- [Task description]: Below is a block of records; return all of them exactly, but without the images.

- [Exercise data]:
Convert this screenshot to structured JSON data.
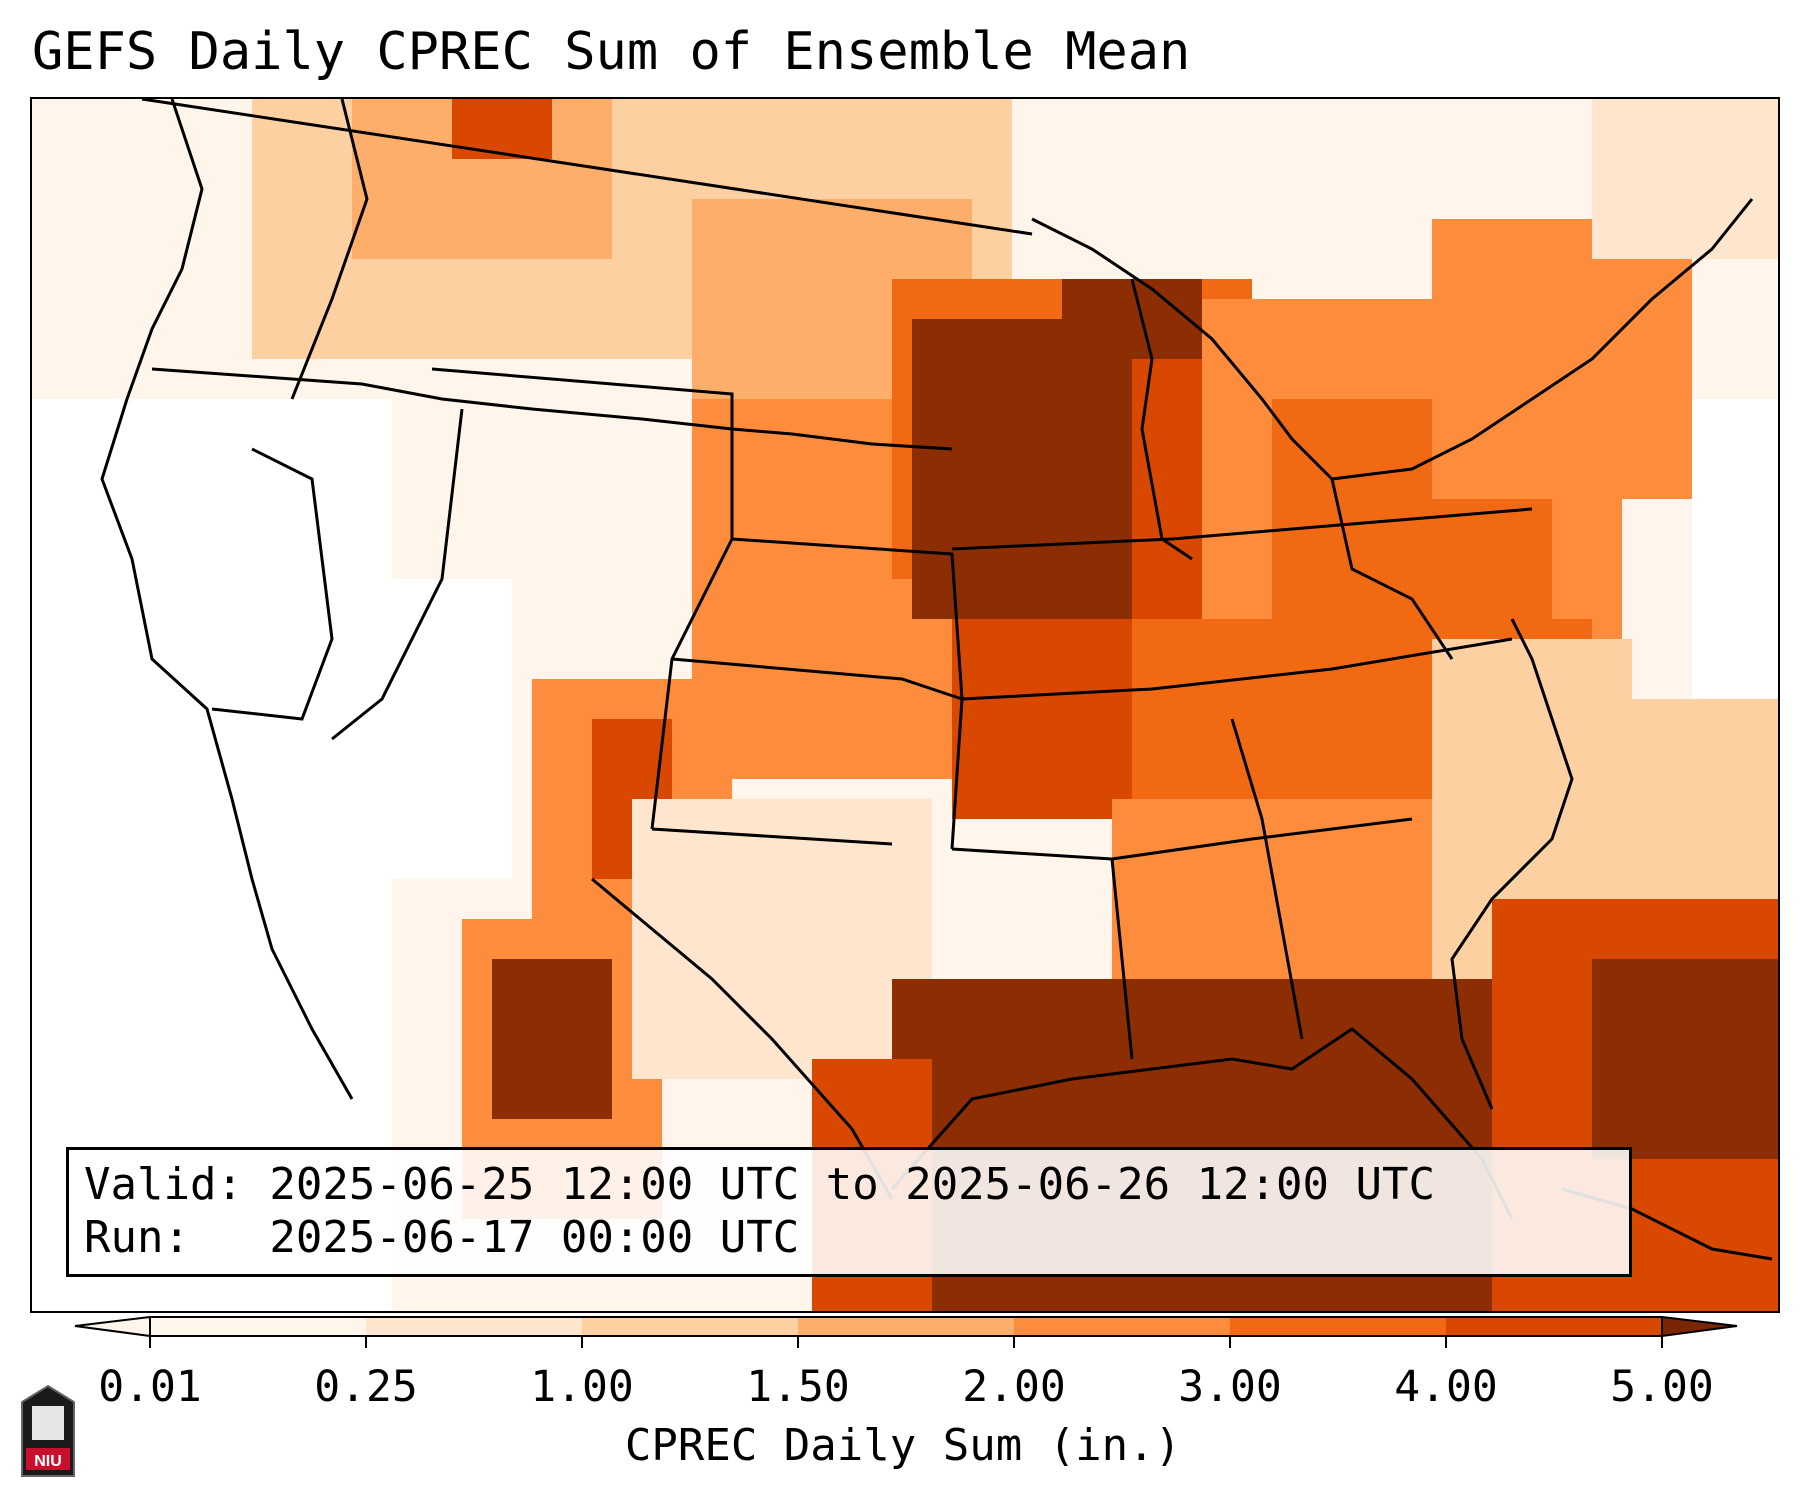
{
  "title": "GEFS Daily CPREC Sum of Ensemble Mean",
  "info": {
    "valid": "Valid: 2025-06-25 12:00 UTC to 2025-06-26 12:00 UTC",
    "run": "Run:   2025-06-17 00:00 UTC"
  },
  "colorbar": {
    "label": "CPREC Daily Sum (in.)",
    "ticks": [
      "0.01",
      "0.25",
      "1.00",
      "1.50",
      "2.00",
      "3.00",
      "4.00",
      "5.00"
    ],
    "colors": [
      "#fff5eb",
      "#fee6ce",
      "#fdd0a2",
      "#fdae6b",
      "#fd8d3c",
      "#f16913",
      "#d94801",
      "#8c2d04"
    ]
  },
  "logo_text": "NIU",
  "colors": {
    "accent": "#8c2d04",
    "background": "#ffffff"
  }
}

- [Finished task]:
Convert this screenshot to structured JSON data.
{
  "title": "GEFS Daily CPREC Sum of Ensemble Mean",
  "info": {
    "valid": "Valid: 2025-06-25 12:00 UTC to 2025-06-26 12:00 UTC",
    "run": "Run:   2025-06-17 00:00 UTC"
  },
  "colorbar": {
    "label": "CPREC Daily Sum (in.)",
    "ticks": [
      "0.01",
      "0.25",
      "1.00",
      "1.50",
      "2.00",
      "3.00",
      "4.00",
      "5.00"
    ],
    "colors": [
      "#fff5eb",
      "#fee6ce",
      "#fdd0a2",
      "#fdae6b",
      "#fd8d3c",
      "#f16913",
      "#d94801",
      "#8c2d04"
    ]
  },
  "logo_text": "NIU",
  "colors": {
    "accent": "#8c2d04",
    "background": "#ffffff"
  }
}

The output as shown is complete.